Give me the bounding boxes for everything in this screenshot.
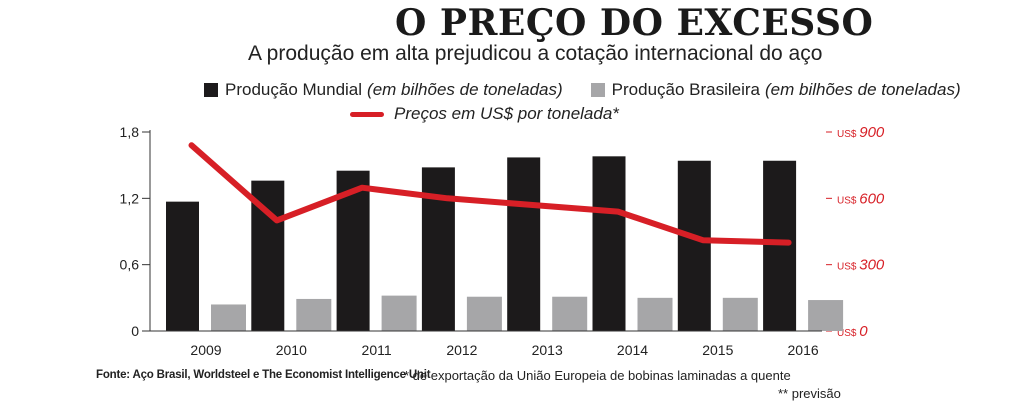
price-line (188, 142, 792, 246)
bar-brazil-2010 (296, 298, 332, 331)
x-tick-label-2012: 2012 (446, 342, 477, 358)
legend-brazil-unit: (em bilhões de toneladas) (765, 80, 961, 99)
bar-world-2015 (677, 160, 711, 331)
x-tick-label-2013: 2013 (532, 342, 563, 358)
bar-brazil-2011 (381, 295, 417, 331)
bar-brazil-2012 (466, 296, 502, 331)
x-tick-label-2016: 2016 (788, 342, 819, 358)
bar-world-2009 (166, 201, 199, 331)
bar-brazil-2016 (808, 300, 844, 331)
legend-swatch-brazil (590, 83, 605, 97)
y-tick-label-right: US$ 0 (837, 323, 868, 340)
y-tick-label-left: 1,2 (120, 190, 140, 206)
bar-brazil-2015 (722, 297, 758, 331)
legend-bars: Produção Mundial (em bilhões de tonelada… (204, 80, 961, 100)
legend-world-label: Produção Mundial (225, 80, 363, 99)
legend-price: Preços em US$ por tonelada* (350, 104, 619, 124)
legend-price-label: Preços em US$ por tonelada* (394, 104, 619, 123)
legend-world-unit: (em bilhões de toneladas) (367, 80, 563, 99)
y-tick-label-left: 0,6 (120, 257, 140, 273)
y-tick-label-left: 0 (131, 323, 139, 339)
bar-world-2012 (421, 167, 455, 331)
y-tick-label-left: 1,8 (120, 124, 140, 140)
y-tick-label-right: US$ 900 (837, 124, 885, 141)
x-tick-label-2010: 2010 (276, 342, 307, 358)
bar-world-2014 (592, 156, 626, 331)
y-tick-label-right: US$ 300 (837, 257, 885, 274)
y-tick-label-right: US$ 600 (837, 190, 885, 207)
x-tick-label-2014: 2014 (617, 342, 648, 358)
legend-brazil-label: Produção Brasileira (611, 80, 761, 99)
bar-world-2013 (507, 157, 541, 331)
bar-brazil-2013 (552, 296, 588, 331)
chart-title: O PREÇO DO EXCESSO (395, 2, 874, 44)
price-footnote: * de exportação da União Europeia de bob… (404, 368, 791, 383)
forecast-footnote: ** previsão (778, 386, 841, 401)
x-tick-label-2015: 2015 (702, 342, 733, 358)
legend-swatch-price (350, 111, 384, 117)
bar-brazil-2009 (211, 304, 246, 331)
chart-subtitle: A produção em alta prejudicou a cotação … (248, 42, 823, 65)
x-tick-label-2011: 2011 (362, 342, 392, 358)
source-note: Fonte: Aço Brasil, Worldsteel e The Econ… (96, 369, 431, 381)
x-tick-label-2009: 2009 (190, 342, 221, 358)
bar-brazil-2014 (637, 297, 673, 331)
legend-swatch-world (204, 83, 218, 97)
bar-world-2016 (763, 160, 797, 331)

The exercise:
Copy the listing above line for line, leaving out the pictures.

Correct answer:
Give me the bounding boxes for everything in this screenshot.
price-line (188, 142, 792, 246)
bar-brazil-2010 (296, 298, 332, 331)
x-tick-label-2012: 2012 (446, 342, 477, 358)
legend-brazil-unit: (em bilhões de toneladas) (765, 80, 961, 99)
bar-world-2015 (677, 160, 711, 331)
x-tick-label-2013: 2013 (532, 342, 563, 358)
bar-brazil-2011 (381, 295, 417, 331)
bar-brazil-2012 (466, 296, 502, 331)
x-tick-label-2016: 2016 (788, 342, 819, 358)
bar-world-2009 (166, 201, 199, 331)
bar-brazil-2016 (808, 300, 844, 331)
legend-swatch-brazil (590, 83, 605, 97)
y-tick-label-right: US$ 0 (837, 323, 868, 340)
y-tick-label-left: 1,2 (120, 190, 140, 206)
bar-brazil-2015 (722, 297, 758, 331)
legend-bars: Produção Mundial (em bilhões de tonelada… (204, 80, 961, 100)
legend-world-label: Produção Mundial (225, 80, 363, 99)
legend-price: Preços em US$ por tonelada* (350, 104, 619, 124)
legend-price-label: Preços em US$ por tonelada* (394, 104, 619, 123)
legend-world-unit: (em bilhões de toneladas) (367, 80, 563, 99)
y-tick-label-left: 0,6 (120, 257, 140, 273)
y-tick-label-left: 0 (131, 323, 139, 339)
bar-world-2012 (421, 167, 455, 331)
y-tick-label-left: 1,8 (120, 124, 140, 140)
y-tick-label-right: US$ 900 (837, 124, 885, 141)
x-tick-label-2010: 2010 (276, 342, 307, 358)
bar-world-2014 (592, 156, 626, 331)
y-tick-label-right: US$ 300 (837, 257, 885, 274)
y-tick-label-right: US$ 600 (837, 190, 885, 207)
x-tick-label-2014: 2014 (617, 342, 648, 358)
legend-brazil-label: Produção Brasileira (611, 80, 761, 99)
bar-world-2013 (507, 157, 541, 331)
bar-brazil-2013 (552, 296, 588, 331)
chart-title: O PREÇO DO EXCESSO (395, 2, 874, 44)
price-footnote: * de exportação da União Europeia de bob… (404, 368, 791, 383)
forecast-footnote: ** previsão (778, 386, 841, 401)
x-tick-label-2015: 2015 (702, 342, 733, 358)
legend-swatch-price (350, 111, 384, 117)
bar-brazil-2009 (211, 304, 246, 331)
chart-subtitle: A produção em alta prejudicou a cotação … (248, 42, 823, 65)
x-tick-label-2011: 2011 (362, 342, 392, 358)
source-note: Fonte: Aço Brasil, Worldsteel e The Econ… (96, 369, 431, 381)
x-tick-label-2009: 2009 (190, 342, 221, 358)
bar-brazil-2014 (637, 297, 673, 331)
legend-swatch-world (204, 83, 218, 97)
bar-world-2016 (763, 160, 797, 331)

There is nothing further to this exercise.